-- Start of Selected passage --

Manual Reference Pages  - SKEM (8)

NAME

skem - State KEeping Milter

CONTENTS

Synopsis
Description
Cleanup
Logwatcher
Security Considerations
Examples
Files
Install
Future enhancements being considered
See Also
Authors

SYNOPSIS

skem -h
skem -v
skem [-d] [-C directory] [-u uid | user] -b -| -w ip.add.res.s1 [ip.add.res.s2 ... ip.add.res.sN]
skem [-d] [-C directory] [-u uid | user] [-g seconds] [-B seconds] [-l seconds] [-p pid-filename] [-L]
skem [-d] [-C directory] [-u uid | user] [-g seconds] [-B seconds] [-l seconds] [-p pid-filename] [-2] [-4] [-S spamword] [-s pattern] [-r reject-string] socket

DESCRIPTION

The skem utility is a sendmail milter, that checks and maintains a list of whitelisted, temporary banned, and permanently blacklisted IP-addresses. How you obtain the entries is up to you, but the included logwatcher, module provides one possibility.

The list is stored in a directory (see the -C option), each entry being a file (usually -- zero sized) or a symlink (usually -- a "broken" one). Such entries are stored efficiently (within the directory itself) and the directories are searched using the hash tables on modern file systems. At the same time, they can be listed, added, and removed with the simple ls(1), touch 1 and rm(1).

The current release considers the following attributes of each entry:
mtime The time of creation
mode Setuid means the entry is "white-" and setgid -- "blacklisted".
ctime The time, this blacklisted entry last tried to contact us. Keeping this record allows for periodic purging of blacklist of the IPs not seen in a while, to keep the list from growing indefinitely.

This milter does not itself filter spam, instead it memorizes the verdicts issued by your other anti-spam defenses to reduce the system load and resource consumption, by temporarily rejecting the relays suspected of spamming (banned) and, optionally, by permanently rejecting the relays "convicted" of spamming (blacklisted).

The idea is to stem the spam from real spam sources, while reducing the ill effects of false-positives to merely delaying, rather than rejecting future messages.

The following options are available:
-2 Do the check twice -- at the beginning (connection) and at the end of headers. This is to allow a ban, issued by other milters (and/or our own logwatcher, if enabled) based on the headers arriving from a previously not banned source, to have effect.

For example, if you have spamtrap-addresses, which trigger blacklisting, an e-mail coming from a previously unseen IP may contain them mixed with regular addresses. Without this option, skem will let the message through, even if subsequent transmissions from this address will be banned. With this option, even the first e-mail will be rejected. Only use if you employ such detectors and if they don’t have the capability to reject the whole message themselves, otherwise it is just a waste.

-4 Use only if sendmail supports closing connection at the conn-time. At the time of this writing (8.12.x being the latest version), sendmail must be rebuilt with the -D_FFR_MILTER_421 flag (a C define). This lets us issue temporary rejections right at the connection time and make sendmail close the connection on the spot, saving resources. If the sendmail does not support this, however (and by default it does not), any attempts by skem to do this will be interpreted as its own temporary failures by sendmail.

Without this option, skem will work with any sendmail issuing the temporary bans at the helo-time. The permanent bans are always acted upon at the conn-time.

-- End of Selected passage --
-- Start of Stored data --

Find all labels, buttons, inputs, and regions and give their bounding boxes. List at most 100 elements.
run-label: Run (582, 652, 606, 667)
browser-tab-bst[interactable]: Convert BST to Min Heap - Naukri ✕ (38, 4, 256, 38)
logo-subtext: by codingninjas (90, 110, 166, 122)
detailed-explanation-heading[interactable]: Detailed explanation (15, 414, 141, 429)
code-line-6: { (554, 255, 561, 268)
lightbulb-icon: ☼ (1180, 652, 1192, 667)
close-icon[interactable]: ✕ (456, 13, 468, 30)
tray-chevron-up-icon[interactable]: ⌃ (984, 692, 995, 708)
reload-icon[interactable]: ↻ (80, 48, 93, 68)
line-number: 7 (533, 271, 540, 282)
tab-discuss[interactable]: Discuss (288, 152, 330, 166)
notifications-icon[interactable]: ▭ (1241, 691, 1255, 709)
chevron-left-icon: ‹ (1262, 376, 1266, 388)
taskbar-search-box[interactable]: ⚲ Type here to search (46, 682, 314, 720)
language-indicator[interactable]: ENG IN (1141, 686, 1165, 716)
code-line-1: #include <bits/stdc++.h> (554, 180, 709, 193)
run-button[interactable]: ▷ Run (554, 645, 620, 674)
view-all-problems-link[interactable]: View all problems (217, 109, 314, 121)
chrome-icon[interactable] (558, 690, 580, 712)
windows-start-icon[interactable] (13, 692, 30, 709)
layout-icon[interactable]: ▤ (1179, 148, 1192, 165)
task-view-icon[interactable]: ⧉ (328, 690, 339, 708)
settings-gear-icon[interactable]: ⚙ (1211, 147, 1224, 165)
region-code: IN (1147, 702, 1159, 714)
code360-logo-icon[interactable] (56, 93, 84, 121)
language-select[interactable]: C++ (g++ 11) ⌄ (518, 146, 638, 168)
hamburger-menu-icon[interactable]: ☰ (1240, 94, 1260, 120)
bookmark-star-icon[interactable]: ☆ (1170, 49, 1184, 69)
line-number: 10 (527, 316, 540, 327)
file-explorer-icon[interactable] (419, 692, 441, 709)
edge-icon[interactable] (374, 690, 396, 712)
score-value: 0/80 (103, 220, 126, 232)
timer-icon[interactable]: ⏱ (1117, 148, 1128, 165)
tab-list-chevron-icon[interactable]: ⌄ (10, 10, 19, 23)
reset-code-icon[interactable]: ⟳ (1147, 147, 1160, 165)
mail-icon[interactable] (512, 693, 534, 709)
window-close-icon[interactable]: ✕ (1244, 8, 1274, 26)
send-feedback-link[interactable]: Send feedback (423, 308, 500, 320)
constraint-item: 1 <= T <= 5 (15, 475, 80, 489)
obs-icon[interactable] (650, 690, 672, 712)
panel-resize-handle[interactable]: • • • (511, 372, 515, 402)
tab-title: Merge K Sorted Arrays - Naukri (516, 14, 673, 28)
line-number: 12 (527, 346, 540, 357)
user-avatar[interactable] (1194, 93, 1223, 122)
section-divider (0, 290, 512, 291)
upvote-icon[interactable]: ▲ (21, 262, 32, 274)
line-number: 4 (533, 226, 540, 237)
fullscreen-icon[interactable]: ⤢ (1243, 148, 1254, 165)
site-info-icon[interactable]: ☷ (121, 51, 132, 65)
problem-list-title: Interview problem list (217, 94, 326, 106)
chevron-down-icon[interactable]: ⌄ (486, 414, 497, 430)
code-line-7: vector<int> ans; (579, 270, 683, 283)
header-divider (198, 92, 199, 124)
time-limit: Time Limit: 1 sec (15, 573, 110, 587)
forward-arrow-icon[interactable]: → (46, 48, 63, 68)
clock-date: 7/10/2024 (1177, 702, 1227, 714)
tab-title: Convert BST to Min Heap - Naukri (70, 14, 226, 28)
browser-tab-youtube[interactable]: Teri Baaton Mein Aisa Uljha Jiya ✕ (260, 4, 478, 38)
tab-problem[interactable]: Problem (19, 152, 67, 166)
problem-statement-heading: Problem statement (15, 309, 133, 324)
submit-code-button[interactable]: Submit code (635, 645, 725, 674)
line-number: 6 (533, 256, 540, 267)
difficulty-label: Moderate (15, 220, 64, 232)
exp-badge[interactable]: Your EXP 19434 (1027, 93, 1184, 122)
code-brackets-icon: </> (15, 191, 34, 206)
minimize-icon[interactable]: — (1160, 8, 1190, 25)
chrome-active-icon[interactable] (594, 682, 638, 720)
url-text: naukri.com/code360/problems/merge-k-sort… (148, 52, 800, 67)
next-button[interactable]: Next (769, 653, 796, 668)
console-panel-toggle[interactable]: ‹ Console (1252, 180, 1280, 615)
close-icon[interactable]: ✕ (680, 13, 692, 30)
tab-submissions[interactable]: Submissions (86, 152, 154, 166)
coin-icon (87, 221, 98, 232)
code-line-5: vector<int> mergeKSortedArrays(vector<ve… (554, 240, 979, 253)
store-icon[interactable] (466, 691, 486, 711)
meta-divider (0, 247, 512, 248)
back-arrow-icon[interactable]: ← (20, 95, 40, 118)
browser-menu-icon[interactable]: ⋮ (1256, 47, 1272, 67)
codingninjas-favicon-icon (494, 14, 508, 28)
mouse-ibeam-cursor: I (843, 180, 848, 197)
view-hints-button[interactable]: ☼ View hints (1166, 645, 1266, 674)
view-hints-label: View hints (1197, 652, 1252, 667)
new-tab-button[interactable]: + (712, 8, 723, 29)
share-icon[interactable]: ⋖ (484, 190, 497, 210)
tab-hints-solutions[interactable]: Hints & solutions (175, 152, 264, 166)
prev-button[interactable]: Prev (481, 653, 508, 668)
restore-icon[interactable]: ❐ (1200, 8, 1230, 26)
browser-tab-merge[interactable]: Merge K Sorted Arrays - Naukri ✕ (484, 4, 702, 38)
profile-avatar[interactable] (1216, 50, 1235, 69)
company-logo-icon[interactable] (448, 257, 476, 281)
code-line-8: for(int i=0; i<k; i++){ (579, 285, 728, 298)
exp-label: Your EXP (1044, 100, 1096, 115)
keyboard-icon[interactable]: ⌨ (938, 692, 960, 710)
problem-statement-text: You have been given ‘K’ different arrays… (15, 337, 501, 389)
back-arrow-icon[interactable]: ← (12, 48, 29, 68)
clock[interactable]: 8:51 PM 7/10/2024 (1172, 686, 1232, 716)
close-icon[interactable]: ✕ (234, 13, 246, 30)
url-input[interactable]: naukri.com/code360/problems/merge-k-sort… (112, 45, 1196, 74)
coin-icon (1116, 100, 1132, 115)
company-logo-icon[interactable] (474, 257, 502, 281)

-- End of Stored data --

Required task A → Condense the paragraph of the skem manual page that begins "This milter does not itself filter spam" into a short bulleted list that keeps its main facts.
Required task B → Extract the passage of the skem manual page starting at "The following options" and ending at "to have effect.".
The material shown above was taken from a separate source.

Correct output A →
- The milter does not filter spam itself.
- It memorizes verdicts issued by other anti-spam defenses to reduce system load and resource consumption.
- It temporarily rejects relays suspected of spamming (banned).
- Optionally, it permanently rejects relays "convicted" of spamming (blacklisted).

Correct output B →
The following options are available:
-2 Do the check twice -- at the beginning (connection) and at the end of headers. This is to allow a ban, issued by other milters (and/or our own logwatcher, if enabled) based on the headers arriving from a previously not banned source, to have effect.